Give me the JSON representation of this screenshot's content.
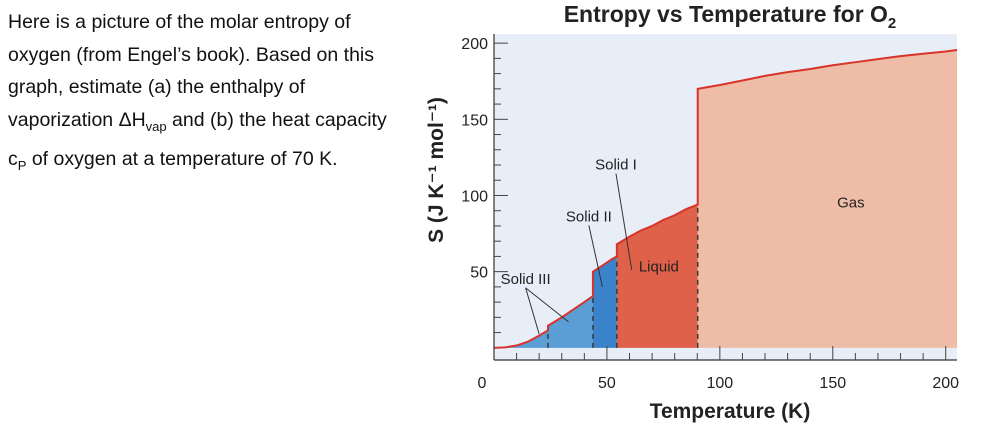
{
  "question": {
    "part1": "Here is a picture of the molar entropy of oxygen (from Engel’s book). Based on this graph, estimate (a) the enthalpy of vaporization ΔH",
    "vap_sub": "vap",
    "part2": " and (b) the heat capacity c",
    "p_sub": "P",
    "part3": " of oxygen at a temperature of 70 K."
  },
  "chart_data": {
    "type": "area",
    "title": "Entropy vs Temperature for O",
    "title_subscript": "2",
    "xlabel": "Temperature (K)",
    "ylabel": "S (J K⁻¹ mol⁻¹)",
    "xlim": [
      0,
      205
    ],
    "ylim": [
      -8,
      206
    ],
    "x_ticks": [
      0,
      50,
      100,
      150,
      200
    ],
    "y_ticks": [
      50,
      100,
      150,
      200
    ],
    "grid": false,
    "curve": {
      "x": [
        0,
        5,
        10,
        15,
        20,
        23.9,
        23.9,
        30,
        35,
        40,
        43.8,
        43.8,
        48,
        52,
        54.4,
        54.4,
        60,
        65,
        70,
        75,
        80,
        85,
        90.2,
        90.2,
        100,
        110,
        120,
        130,
        140,
        150,
        160,
        170,
        180,
        190,
        200,
        205
      ],
      "y": [
        0,
        0.3,
        1.5,
        4,
        8,
        11.5,
        14.5,
        20,
        25,
        30,
        34,
        50,
        54,
        58,
        60,
        68,
        73,
        77,
        80,
        84,
        87,
        91,
        94,
        170,
        172.5,
        175.5,
        178.5,
        181,
        183,
        185.5,
        187.5,
        189.5,
        191.5,
        193,
        194.5,
        195.5
      ]
    },
    "phase_boundaries_K": [
      23.9,
      43.8,
      54.4,
      90.2
    ],
    "phases": [
      {
        "name": "Solid III",
        "from": 0,
        "to": 43.8,
        "color": "#5b9ed6"
      },
      {
        "name": "Solid II",
        "from": 43.8,
        "to": 54.4,
        "color": "#3a82c9"
      },
      {
        "name": "Liquid",
        "from": 54.4,
        "to": 90.2,
        "color": "#e0614a"
      },
      {
        "name": "Gas",
        "from": 90.2,
        "to": 205,
        "color": "#efbda7"
      }
    ],
    "labels": [
      {
        "text": "Solid I",
        "x": 54,
        "y": 117,
        "pointer": [
          61,
          51
        ]
      },
      {
        "text": "Solid II",
        "x": 42,
        "y": 83,
        "pointer": [
          48,
          40
        ]
      },
      {
        "text": "Solid III",
        "x": 14,
        "y": 42,
        "pointer": [
          20,
          9
        ],
        "pointer2": [
          33,
          17
        ]
      },
      {
        "text": "Liquid",
        "x": 73,
        "y": 50
      },
      {
        "text": "Gas",
        "x": 158,
        "y": 92
      }
    ],
    "colors": {
      "plot_bg": "#e8eef8",
      "curve": "#d8342a",
      "boundary": "#333333"
    }
  }
}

GOAL OF THE EXERCISE >> Look through the listing and extract every line with "text" in it.

SOLUTION FOR THIS PROBLEM >>
        "text": "Solid I",
        "text": "Solid II",
        "text": "Solid III",
        "text": "Liquid",
        "text": "Gas",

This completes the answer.